[Records from a data source]
** START **

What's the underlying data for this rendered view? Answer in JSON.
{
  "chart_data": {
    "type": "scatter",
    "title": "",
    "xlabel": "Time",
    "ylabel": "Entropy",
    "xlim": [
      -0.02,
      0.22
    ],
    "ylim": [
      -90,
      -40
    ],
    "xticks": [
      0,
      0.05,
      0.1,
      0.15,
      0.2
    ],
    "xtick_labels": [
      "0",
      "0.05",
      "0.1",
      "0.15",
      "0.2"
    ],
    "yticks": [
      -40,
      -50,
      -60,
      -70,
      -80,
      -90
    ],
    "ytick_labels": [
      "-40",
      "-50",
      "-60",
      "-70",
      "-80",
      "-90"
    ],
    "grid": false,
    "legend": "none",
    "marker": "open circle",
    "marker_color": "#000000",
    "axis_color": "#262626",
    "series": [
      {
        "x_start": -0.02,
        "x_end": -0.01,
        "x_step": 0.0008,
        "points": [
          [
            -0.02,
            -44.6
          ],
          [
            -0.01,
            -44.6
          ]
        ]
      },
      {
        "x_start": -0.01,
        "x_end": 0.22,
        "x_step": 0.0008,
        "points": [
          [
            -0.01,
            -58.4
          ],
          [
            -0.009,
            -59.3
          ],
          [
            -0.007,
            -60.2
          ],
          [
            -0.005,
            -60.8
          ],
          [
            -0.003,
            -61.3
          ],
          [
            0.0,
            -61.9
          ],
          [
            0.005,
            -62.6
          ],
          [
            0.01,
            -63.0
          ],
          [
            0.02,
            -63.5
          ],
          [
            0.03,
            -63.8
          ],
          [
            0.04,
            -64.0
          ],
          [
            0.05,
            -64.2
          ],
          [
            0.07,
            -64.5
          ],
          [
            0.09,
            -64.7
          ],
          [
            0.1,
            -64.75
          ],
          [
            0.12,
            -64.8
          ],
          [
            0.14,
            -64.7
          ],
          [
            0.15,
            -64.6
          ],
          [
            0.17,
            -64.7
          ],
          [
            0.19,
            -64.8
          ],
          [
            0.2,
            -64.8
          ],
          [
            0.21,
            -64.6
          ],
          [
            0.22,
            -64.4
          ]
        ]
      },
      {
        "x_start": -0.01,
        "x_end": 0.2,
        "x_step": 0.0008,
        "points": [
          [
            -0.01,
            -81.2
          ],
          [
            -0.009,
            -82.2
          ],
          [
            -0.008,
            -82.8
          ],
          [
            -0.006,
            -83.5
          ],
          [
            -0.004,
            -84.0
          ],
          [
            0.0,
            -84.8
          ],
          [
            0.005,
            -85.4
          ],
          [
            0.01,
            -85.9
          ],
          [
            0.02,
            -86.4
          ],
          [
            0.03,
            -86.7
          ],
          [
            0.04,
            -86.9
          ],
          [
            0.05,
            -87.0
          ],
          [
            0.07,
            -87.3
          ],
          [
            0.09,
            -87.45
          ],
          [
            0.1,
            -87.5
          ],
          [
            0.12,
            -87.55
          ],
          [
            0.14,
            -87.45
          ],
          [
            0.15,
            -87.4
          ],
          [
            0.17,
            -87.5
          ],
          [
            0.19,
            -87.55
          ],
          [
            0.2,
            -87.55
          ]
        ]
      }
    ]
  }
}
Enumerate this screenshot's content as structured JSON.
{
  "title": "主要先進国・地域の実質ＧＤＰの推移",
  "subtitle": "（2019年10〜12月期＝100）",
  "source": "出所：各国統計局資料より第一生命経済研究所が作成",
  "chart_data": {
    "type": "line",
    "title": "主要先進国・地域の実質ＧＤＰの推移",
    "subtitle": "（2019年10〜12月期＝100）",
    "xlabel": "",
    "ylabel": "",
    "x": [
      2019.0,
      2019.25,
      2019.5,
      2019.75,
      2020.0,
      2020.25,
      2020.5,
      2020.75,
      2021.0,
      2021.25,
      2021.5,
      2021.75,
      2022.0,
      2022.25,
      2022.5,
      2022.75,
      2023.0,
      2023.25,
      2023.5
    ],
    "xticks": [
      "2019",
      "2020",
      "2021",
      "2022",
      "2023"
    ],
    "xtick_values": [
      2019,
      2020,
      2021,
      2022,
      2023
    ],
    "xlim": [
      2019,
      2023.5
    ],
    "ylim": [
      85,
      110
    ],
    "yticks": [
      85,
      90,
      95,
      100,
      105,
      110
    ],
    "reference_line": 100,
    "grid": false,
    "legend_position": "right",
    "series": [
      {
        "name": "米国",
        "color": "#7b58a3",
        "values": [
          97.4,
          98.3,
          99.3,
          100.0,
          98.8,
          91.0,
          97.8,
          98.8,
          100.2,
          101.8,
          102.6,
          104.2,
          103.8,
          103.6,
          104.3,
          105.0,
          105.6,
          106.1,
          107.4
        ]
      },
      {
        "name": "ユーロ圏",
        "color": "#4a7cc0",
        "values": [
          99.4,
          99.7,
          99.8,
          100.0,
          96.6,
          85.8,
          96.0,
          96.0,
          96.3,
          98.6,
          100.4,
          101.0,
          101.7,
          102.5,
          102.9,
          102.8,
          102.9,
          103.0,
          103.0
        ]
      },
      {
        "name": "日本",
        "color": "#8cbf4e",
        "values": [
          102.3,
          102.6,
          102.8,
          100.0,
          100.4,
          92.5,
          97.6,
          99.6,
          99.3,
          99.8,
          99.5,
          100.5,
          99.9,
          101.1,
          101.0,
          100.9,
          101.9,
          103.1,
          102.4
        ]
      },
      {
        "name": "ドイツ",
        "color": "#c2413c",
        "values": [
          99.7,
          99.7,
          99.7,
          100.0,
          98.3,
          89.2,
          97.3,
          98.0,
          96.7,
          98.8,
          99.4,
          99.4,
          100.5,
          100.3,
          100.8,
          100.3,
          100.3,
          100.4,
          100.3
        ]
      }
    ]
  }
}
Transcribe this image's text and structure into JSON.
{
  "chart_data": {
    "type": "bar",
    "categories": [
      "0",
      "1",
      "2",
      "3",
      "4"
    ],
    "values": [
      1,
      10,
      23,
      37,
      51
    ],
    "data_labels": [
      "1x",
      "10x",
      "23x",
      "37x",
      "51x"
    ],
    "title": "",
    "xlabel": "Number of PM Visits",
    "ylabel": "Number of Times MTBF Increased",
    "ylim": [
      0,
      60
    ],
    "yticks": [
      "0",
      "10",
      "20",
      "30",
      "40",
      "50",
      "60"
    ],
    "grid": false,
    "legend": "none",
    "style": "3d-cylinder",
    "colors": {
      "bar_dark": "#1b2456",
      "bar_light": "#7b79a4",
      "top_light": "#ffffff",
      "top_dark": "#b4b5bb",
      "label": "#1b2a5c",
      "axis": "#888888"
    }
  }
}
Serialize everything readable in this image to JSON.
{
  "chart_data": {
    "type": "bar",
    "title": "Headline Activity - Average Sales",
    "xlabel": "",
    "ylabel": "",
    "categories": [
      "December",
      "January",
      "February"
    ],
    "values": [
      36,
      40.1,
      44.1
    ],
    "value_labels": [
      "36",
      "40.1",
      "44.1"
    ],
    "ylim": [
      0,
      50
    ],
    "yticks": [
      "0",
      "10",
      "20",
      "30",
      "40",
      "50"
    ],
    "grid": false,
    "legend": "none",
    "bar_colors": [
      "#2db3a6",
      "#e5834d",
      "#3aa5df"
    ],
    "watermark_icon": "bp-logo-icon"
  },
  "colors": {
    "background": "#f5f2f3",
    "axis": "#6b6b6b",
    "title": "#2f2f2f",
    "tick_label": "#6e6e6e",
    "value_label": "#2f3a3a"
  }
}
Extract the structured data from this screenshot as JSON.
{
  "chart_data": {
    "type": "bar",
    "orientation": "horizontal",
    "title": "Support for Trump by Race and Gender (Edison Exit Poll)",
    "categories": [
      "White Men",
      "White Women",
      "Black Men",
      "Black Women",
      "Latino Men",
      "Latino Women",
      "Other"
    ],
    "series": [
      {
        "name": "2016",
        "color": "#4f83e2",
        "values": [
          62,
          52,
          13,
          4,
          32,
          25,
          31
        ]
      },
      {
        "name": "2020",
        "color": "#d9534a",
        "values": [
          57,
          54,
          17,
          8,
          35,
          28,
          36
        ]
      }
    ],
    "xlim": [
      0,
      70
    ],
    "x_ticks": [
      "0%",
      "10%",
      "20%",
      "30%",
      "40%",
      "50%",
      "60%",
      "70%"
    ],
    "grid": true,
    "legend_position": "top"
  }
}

** END **

§ **Direction**: Where a line holds "Number", copy that line.

§ **Written response**:
    "xlabel": "Number of PM Visits",
    "ylabel": "Number of Times MTBF Increased",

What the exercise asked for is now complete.